## Goal
Entries follow. Set all of them down as they stand.

(Items listed in a dataset)
— Begin —

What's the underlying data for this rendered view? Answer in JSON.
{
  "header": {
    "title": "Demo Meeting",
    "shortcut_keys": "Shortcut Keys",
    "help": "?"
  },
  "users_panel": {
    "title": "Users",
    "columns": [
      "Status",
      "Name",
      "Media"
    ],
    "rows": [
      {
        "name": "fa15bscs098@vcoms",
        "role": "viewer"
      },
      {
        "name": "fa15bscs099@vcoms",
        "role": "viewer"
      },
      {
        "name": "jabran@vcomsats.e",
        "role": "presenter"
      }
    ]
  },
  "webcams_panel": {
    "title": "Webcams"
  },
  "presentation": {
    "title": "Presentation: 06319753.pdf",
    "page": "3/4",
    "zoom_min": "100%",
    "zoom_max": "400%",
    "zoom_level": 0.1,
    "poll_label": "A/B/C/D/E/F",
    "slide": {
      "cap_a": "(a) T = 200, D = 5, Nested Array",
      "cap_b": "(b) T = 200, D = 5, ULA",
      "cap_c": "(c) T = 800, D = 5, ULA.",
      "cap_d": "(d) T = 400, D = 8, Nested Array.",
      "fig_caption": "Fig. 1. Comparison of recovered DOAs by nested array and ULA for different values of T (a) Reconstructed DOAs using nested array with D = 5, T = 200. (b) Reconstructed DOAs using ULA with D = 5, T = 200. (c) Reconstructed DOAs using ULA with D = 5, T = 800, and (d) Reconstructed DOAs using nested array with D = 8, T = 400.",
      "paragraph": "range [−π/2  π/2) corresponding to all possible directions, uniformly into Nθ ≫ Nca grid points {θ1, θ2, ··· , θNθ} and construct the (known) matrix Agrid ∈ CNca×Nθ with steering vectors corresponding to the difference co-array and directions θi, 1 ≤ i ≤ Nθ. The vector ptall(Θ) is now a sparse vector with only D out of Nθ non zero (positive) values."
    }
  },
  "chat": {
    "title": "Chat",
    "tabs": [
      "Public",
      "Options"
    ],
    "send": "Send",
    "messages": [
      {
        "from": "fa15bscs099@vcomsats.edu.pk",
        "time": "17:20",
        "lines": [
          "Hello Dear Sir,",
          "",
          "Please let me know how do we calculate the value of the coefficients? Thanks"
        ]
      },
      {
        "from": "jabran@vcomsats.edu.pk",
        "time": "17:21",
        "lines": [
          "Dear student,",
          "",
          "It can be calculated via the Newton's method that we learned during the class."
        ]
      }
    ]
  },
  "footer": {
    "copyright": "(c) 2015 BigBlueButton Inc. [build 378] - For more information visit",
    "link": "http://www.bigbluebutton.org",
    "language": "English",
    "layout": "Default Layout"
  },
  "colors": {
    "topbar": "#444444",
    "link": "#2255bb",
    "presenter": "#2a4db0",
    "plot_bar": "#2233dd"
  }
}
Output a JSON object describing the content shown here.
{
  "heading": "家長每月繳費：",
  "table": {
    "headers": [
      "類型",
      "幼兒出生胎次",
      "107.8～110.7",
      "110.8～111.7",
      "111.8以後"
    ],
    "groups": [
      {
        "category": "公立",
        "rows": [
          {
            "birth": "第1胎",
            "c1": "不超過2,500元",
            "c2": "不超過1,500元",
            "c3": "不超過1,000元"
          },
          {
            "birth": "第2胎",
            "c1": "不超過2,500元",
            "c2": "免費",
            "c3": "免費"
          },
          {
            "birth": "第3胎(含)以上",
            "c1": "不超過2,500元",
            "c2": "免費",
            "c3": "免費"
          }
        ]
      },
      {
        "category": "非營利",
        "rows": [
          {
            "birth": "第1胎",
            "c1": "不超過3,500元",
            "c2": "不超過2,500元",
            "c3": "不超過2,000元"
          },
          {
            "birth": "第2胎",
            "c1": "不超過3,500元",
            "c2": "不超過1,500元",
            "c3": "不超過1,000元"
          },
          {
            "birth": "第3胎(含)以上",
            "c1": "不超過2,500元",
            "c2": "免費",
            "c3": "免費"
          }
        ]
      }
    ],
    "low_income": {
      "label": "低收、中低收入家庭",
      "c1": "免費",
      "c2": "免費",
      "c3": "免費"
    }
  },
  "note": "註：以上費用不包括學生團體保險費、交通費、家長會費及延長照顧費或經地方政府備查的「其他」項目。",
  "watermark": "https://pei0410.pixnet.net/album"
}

— End —

## Exercise output
What's the underlying data for this rendered view? Answer in JSON.
{
  "header": {
    "title": "Demo Meeting",
    "shortcut_keys": "Shortcut Keys",
    "help": "?"
  },
  "users_panel": {
    "title": "Users",
    "columns": [
      "Status",
      "Name",
      "Media"
    ],
    "rows": [
      {
        "name": "fa15bscs098@vcoms",
        "role": "viewer"
      },
      {
        "name": "fa15bscs099@vcoms",
        "role": "viewer"
      },
      {
        "name": "jabran@vcomsats.e",
        "role": "presenter"
      }
    ]
  },
  "webcams_panel": {
    "title": "Webcams"
  },
  "presentation": {
    "title": "Presentation: 06319753.pdf",
    "page": "3/4",
    "zoom_min": "100%",
    "zoom_max": "400%",
    "zoom_level": 0.1,
    "poll_label": "A/B/C/D/E/F",
    "slide": {
      "cap_a": "(a) T = 200, D = 5, Nested Array",
      "cap_b": "(b) T = 200, D = 5, ULA",
      "cap_c": "(c) T = 800, D = 5, ULA.",
      "cap_d": "(d) T = 400, D = 8, Nested Array.",
      "fig_caption": "Fig. 1. Comparison of recovered DOAs by nested array and ULA for different values of T (a) Reconstructed DOAs using nested array with D = 5, T = 200. (b) Reconstructed DOAs using ULA with D = 5, T = 200. (c) Reconstructed DOAs using ULA with D = 5, T = 800, and (d) Reconstructed DOAs using nested array with D = 8, T = 400.",
      "paragraph": "range [−π/2  π/2) corresponding to all possible directions, uniformly into Nθ ≫ Nca grid points {θ1, θ2, ··· , θNθ} and construct the (known) matrix Agrid ∈ CNca×Nθ with steering vectors corresponding to the difference co-array and directions θi, 1 ≤ i ≤ Nθ. The vector ptall(Θ) is now a sparse vector with only D out of Nθ non zero (positive) values."
    }
  },
  "chat": {
    "title": "Chat",
    "tabs": [
      "Public",
      "Options"
    ],
    "send": "Send",
    "messages": [
      {
        "from": "fa15bscs099@vcomsats.edu.pk",
        "time": "17:20",
        "lines": [
          "Hello Dear Sir,",
          "",
          "Please let me know how do we calculate the value of the coefficients? Thanks"
        ]
      },
      {
        "from": "jabran@vcomsats.edu.pk",
        "time": "17:21",
        "lines": [
          "Dear student,",
          "",
          "It can be calculated via the Newton's method that we learned during the class."
        ]
      }
    ]
  },
  "footer": {
    "copyright": "(c) 2015 BigBlueButton Inc. [build 378] - For more information visit",
    "link": "http://www.bigbluebutton.org",
    "language": "English",
    "layout": "Default Layout"
  },
  "colors": {
    "topbar": "#444444",
    "link": "#2255bb",
    "presenter": "#2a4db0",
    "plot_bar": "#2233dd"
  }
}
Output a JSON object describing the content shown here.
{
  "heading": "家長每月繳費：",
  "table": {
    "headers": [
      "類型",
      "幼兒出生胎次",
      "107.8～110.7",
      "110.8～111.7",
      "111.8以後"
    ],
    "groups": [
      {
        "category": "公立",
        "rows": [
          {
            "birth": "第1胎",
            "c1": "不超過2,500元",
            "c2": "不超過1,500元",
            "c3": "不超過1,000元"
          },
          {
            "birth": "第2胎",
            "c1": "不超過2,500元",
            "c2": "免費",
            "c3": "免費"
          },
          {
            "birth": "第3胎(含)以上",
            "c1": "不超過2,500元",
            "c2": "免費",
            "c3": "免費"
          }
        ]
      },
      {
        "category": "非營利",
        "rows": [
          {
            "birth": "第1胎",
            "c1": "不超過3,500元",
            "c2": "不超過2,500元",
            "c3": "不超過2,000元"
          },
          {
            "birth": "第2胎",
            "c1": "不超過3,500元",
            "c2": "不超過1,500元",
            "c3": "不超過1,000元"
          },
          {
            "birth": "第3胎(含)以上",
            "c1": "不超過2,500元",
            "c2": "免費",
            "c3": "免費"
          }
        ]
      }
    ],
    "low_income": {
      "label": "低收、中低收入家庭",
      "c1": "免費",
      "c2": "免費",
      "c3": "免費"
    }
  },
  "note": "註：以上費用不包括學生團體保險費、交通費、家長會費及延長照顧費或經地方政府備查的「其他」項目。",
  "watermark": "https://pei0410.pixnet.net/album"
}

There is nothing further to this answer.